- **GIVEN EXERCISE**: Show only lines that include "half".

===== GIVEN DATA =====

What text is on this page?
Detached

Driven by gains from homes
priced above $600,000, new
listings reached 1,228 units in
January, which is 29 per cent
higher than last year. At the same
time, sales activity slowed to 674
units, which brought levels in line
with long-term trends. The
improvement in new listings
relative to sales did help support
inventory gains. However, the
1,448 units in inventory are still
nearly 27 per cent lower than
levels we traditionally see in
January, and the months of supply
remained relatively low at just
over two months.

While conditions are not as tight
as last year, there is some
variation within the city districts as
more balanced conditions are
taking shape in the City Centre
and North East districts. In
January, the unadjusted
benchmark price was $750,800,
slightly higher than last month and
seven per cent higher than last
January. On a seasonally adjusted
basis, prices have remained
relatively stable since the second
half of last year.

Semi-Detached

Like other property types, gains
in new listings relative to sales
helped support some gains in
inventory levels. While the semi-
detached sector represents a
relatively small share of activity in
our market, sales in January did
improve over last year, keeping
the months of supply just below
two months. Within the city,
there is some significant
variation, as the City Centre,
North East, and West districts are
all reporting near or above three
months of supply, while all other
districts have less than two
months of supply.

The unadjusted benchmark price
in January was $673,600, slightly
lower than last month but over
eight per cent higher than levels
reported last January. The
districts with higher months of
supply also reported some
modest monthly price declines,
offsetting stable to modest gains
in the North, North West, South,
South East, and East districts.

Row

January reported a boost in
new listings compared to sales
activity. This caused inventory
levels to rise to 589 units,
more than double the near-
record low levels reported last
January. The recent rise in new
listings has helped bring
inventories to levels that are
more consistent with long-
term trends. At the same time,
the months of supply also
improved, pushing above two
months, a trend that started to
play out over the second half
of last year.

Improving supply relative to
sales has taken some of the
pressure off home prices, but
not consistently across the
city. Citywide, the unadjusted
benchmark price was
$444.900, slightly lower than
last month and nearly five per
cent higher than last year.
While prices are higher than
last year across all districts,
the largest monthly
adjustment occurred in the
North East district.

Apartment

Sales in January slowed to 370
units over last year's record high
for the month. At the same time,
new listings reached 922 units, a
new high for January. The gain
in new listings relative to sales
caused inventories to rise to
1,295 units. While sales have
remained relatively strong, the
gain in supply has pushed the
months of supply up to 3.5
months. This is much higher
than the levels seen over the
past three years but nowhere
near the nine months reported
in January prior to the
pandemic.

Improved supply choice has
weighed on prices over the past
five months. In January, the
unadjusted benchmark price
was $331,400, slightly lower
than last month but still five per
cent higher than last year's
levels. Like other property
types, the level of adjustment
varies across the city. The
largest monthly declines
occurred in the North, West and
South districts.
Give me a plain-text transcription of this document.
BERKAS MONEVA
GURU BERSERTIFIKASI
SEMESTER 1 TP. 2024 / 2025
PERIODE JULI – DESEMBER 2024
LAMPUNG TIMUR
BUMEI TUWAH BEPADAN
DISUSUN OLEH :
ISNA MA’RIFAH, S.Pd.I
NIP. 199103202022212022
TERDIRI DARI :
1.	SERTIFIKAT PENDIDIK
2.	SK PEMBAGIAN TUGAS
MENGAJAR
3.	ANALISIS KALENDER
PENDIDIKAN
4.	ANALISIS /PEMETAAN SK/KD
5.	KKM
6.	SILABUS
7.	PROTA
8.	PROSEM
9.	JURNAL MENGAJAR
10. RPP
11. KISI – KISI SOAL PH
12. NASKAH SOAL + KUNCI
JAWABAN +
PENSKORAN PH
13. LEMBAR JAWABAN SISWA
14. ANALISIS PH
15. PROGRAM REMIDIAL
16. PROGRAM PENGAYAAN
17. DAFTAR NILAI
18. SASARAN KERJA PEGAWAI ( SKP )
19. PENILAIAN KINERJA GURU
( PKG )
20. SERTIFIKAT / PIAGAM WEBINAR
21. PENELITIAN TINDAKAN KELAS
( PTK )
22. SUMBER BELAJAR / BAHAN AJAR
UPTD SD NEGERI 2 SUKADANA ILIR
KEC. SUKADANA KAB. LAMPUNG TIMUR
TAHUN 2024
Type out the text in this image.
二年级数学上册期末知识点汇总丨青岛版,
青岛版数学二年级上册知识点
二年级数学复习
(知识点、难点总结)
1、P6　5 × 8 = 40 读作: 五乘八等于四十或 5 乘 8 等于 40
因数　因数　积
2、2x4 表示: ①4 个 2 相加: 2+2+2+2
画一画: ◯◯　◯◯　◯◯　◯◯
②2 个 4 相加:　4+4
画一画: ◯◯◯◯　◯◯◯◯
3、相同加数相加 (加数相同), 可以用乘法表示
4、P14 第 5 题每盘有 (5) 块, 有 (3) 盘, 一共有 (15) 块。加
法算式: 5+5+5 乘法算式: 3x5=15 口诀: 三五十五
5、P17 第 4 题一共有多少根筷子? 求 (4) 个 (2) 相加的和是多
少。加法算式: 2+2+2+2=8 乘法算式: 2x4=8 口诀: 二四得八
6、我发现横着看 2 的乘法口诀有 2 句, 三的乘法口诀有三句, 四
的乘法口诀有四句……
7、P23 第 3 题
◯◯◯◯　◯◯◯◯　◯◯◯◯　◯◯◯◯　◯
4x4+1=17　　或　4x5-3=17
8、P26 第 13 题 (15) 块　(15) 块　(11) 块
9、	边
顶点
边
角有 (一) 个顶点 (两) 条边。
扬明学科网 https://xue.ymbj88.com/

=====

- **REPLY**:
half of last year.
play out over the second half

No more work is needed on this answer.